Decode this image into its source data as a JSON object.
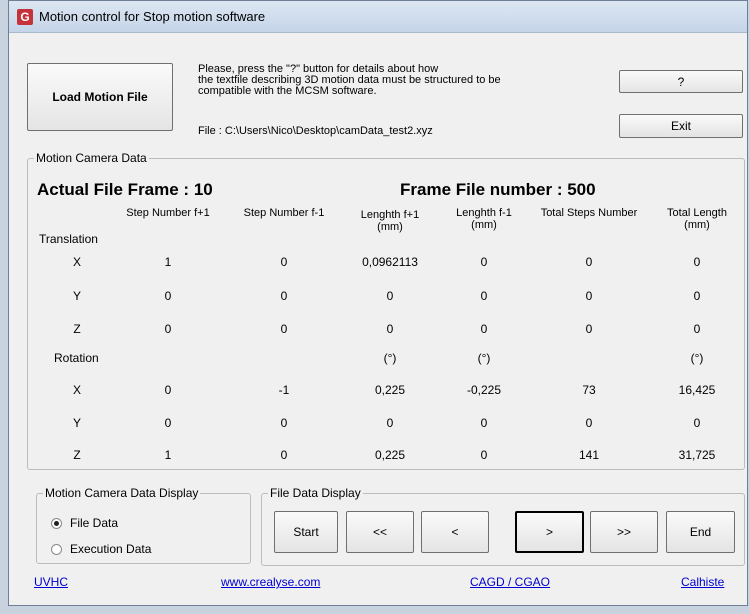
{
  "window": {
    "title": "Motion control for Stop motion software",
    "icon_letter": "G"
  },
  "top": {
    "load_button": "Load Motion File",
    "info_lines": [
      "Please, press the \"?\" button for details about how",
      " the textfile describing 3D motion data must be structured to be",
      "compatible with the MCSM software."
    ],
    "file_line": "File : C:\\Users\\Nico\\Desktop\\camData_test2.xyz",
    "help_button": "?",
    "exit_button": "Exit"
  },
  "data_group": {
    "label": "Motion Camera Data",
    "actual_frame": "Actual File Frame : 10",
    "frame_number": "Frame File number : 500",
    "columns": [
      {
        "line1": "Step Number f+1",
        "line2": ""
      },
      {
        "line1": "Step Number f-1",
        "line2": ""
      },
      {
        "line1": "Lenghth  f+1",
        "line2": "(mm)"
      },
      {
        "line1": "Lenghth f-1",
        "line2": "(mm)"
      },
      {
        "line1": "Total Steps Number",
        "line2": ""
      },
      {
        "line1": "Total  Length",
        "line2": "(mm)"
      }
    ],
    "translation_label": "Translation",
    "translation_rows": [
      {
        "axis": "X",
        "values": [
          "1",
          "0",
          "0,0962113",
          "0",
          "0",
          "0"
        ]
      },
      {
        "axis": "Y",
        "values": [
          "0",
          "0",
          "0",
          "0",
          "0",
          "0"
        ]
      },
      {
        "axis": "Z",
        "values": [
          "0",
          "0",
          "0",
          "0",
          "0",
          "0"
        ]
      }
    ],
    "rotation_label": "Rotation",
    "rotation_units": [
      "",
      "",
      "(°)",
      "(°)",
      "",
      "(°)"
    ],
    "rotation_rows": [
      {
        "axis": "X",
        "values": [
          "0",
          "-1",
          "0,225",
          "-0,225",
          "73",
          "16,425"
        ]
      },
      {
        "axis": "Y",
        "values": [
          "0",
          "0",
          "0",
          "0",
          "0",
          "0"
        ]
      },
      {
        "axis": "Z",
        "values": [
          "1",
          "0",
          "0,225",
          "0",
          "141",
          "31,725"
        ]
      }
    ]
  },
  "display_group": {
    "label": "Motion Camera Data Display",
    "options": [
      {
        "label": "File Data",
        "checked": true
      },
      {
        "label": "Execution Data",
        "checked": false
      }
    ]
  },
  "file_display": {
    "label": "File Data Display",
    "buttons": [
      "Start",
      "<<",
      "<",
      ">",
      ">>",
      "End"
    ]
  },
  "footer_links": [
    "UVHC",
    "www.crealyse.com",
    "CAGD / CGAO",
    "Calhiste"
  ]
}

● Problem
Check each line of these records for the string "Total" and state only how many lines have it.

● Solution
2